In this exercise, reproduce all the entries that follow exactly.

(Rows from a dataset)
■ ■ ■

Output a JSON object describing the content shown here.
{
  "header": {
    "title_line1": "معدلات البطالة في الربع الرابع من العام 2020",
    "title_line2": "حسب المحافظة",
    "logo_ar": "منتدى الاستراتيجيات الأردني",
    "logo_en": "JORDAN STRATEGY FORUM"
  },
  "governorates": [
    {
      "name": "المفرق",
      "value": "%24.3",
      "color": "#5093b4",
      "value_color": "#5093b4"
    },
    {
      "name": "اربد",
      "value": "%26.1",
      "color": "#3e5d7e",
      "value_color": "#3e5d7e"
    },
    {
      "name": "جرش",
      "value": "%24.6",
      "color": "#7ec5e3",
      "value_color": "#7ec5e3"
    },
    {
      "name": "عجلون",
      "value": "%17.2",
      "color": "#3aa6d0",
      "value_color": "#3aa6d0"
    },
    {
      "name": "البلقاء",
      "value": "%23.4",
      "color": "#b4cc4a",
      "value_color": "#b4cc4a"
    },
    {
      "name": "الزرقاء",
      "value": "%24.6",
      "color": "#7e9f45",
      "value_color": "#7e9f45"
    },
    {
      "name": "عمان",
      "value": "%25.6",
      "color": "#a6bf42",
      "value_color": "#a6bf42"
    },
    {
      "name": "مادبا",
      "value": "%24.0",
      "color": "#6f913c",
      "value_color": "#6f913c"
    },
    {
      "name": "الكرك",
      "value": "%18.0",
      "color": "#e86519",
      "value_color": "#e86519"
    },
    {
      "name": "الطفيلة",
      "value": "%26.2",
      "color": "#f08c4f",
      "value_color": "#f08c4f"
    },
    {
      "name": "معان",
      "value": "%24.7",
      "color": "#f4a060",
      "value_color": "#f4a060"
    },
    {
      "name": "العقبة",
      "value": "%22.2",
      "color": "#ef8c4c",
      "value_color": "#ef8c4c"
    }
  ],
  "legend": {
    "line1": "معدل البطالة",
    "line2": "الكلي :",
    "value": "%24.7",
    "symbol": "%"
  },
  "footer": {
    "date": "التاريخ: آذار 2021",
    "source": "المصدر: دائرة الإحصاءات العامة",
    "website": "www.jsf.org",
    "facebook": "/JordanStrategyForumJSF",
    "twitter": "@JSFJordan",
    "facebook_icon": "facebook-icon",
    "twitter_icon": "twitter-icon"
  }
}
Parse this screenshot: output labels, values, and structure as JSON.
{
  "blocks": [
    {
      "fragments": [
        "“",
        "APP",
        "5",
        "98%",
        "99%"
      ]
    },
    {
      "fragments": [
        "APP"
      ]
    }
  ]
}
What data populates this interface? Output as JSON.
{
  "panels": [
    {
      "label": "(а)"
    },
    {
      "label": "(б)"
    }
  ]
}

■ ■ ■

◆ **THE ANSWER**
Output a JSON object describing the content shown here.
{
  "header": {
    "title_line1": "معدلات البطالة في الربع الرابع من العام 2020",
    "title_line2": "حسب المحافظة",
    "logo_ar": "منتدى الاستراتيجيات الأردني",
    "logo_en": "JORDAN STRATEGY FORUM"
  },
  "governorates": [
    {
      "name": "المفرق",
      "value": "%24.3",
      "color": "#5093b4",
      "value_color": "#5093b4"
    },
    {
      "name": "اربد",
      "value": "%26.1",
      "color": "#3e5d7e",
      "value_color": "#3e5d7e"
    },
    {
      "name": "جرش",
      "value": "%24.6",
      "color": "#7ec5e3",
      "value_color": "#7ec5e3"
    },
    {
      "name": "عجلون",
      "value": "%17.2",
      "color": "#3aa6d0",
      "value_color": "#3aa6d0"
    },
    {
      "name": "البلقاء",
      "value": "%23.4",
      "color": "#b4cc4a",
      "value_color": "#b4cc4a"
    },
    {
      "name": "الزرقاء",
      "value": "%24.6",
      "color": "#7e9f45",
      "value_color": "#7e9f45"
    },
    {
      "name": "عمان",
      "value": "%25.6",
      "color": "#a6bf42",
      "value_color": "#a6bf42"
    },
    {
      "name": "مادبا",
      "value": "%24.0",
      "color": "#6f913c",
      "value_color": "#6f913c"
    },
    {
      "name": "الكرك",
      "value": "%18.0",
      "color": "#e86519",
      "value_color": "#e86519"
    },
    {
      "name": "الطفيلة",
      "value": "%26.2",
      "color": "#f08c4f",
      "value_color": "#f08c4f"
    },
    {
      "name": "معان",
      "value": "%24.7",
      "color": "#f4a060",
      "value_color": "#f4a060"
    },
    {
      "name": "العقبة",
      "value": "%22.2",
      "color": "#ef8c4c",
      "value_color": "#ef8c4c"
    }
  ],
  "legend": {
    "line1": "معدل البطالة",
    "line2": "الكلي :",
    "value": "%24.7",
    "symbol": "%"
  },
  "footer": {
    "date": "التاريخ: آذار 2021",
    "source": "المصدر: دائرة الإحصاءات العامة",
    "website": "www.jsf.org",
    "facebook": "/JordanStrategyForumJSF",
    "twitter": "@JSFJordan",
    "facebook_icon": "facebook-icon",
    "twitter_icon": "twitter-icon"
  }
}
Parse this screenshot: output labels, values, and structure as JSON.
{
  "blocks": [
    {
      "fragments": [
        "“",
        "APP",
        "5",
        "98%",
        "99%"
      ]
    },
    {
      "fragments": [
        "APP"
      ]
    }
  ]
}
What data populates this interface? Output as JSON.
{
  "panels": [
    {
      "label": "(а)"
    },
    {
      "label": "(б)"
    }
  ]
}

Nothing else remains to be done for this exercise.